(Extracted data entries)
********

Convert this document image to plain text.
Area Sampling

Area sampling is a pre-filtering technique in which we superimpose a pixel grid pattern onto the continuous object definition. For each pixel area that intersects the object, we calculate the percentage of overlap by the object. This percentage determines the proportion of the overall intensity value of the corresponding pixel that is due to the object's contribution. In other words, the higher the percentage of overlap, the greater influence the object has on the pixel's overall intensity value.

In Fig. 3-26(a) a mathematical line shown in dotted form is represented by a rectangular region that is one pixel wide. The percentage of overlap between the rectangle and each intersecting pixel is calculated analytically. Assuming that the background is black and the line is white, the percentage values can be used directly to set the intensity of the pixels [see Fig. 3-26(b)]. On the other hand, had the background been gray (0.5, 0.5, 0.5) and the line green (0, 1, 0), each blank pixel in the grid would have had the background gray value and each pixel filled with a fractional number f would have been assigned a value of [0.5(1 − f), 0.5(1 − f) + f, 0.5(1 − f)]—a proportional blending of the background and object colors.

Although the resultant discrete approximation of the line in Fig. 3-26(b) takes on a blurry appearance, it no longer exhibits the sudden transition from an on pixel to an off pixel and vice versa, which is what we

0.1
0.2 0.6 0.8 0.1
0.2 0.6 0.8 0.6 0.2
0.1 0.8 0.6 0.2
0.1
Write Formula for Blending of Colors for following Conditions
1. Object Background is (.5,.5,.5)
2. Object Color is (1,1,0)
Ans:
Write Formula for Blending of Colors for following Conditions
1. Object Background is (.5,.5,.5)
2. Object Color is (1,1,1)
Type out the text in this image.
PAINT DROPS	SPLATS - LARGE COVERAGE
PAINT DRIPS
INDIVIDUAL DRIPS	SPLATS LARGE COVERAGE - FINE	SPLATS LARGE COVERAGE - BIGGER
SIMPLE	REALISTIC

********

### REQUEST
Locate the line that contains "Type out the text in this image.", then please quote it and every line after it to the end of the entries above, exactly and with nothing else.

### COMPLETED EXERCISE
Type out the text in this image.
PAINT DROPS	SPLATS - LARGE COVERAGE
PAINT DRIPS
INDIVIDUAL DRIPS	SPLATS LARGE COVERAGE - FINE	SPLATS LARGE COVERAGE - BIGGER
SIMPLE	REALISTIC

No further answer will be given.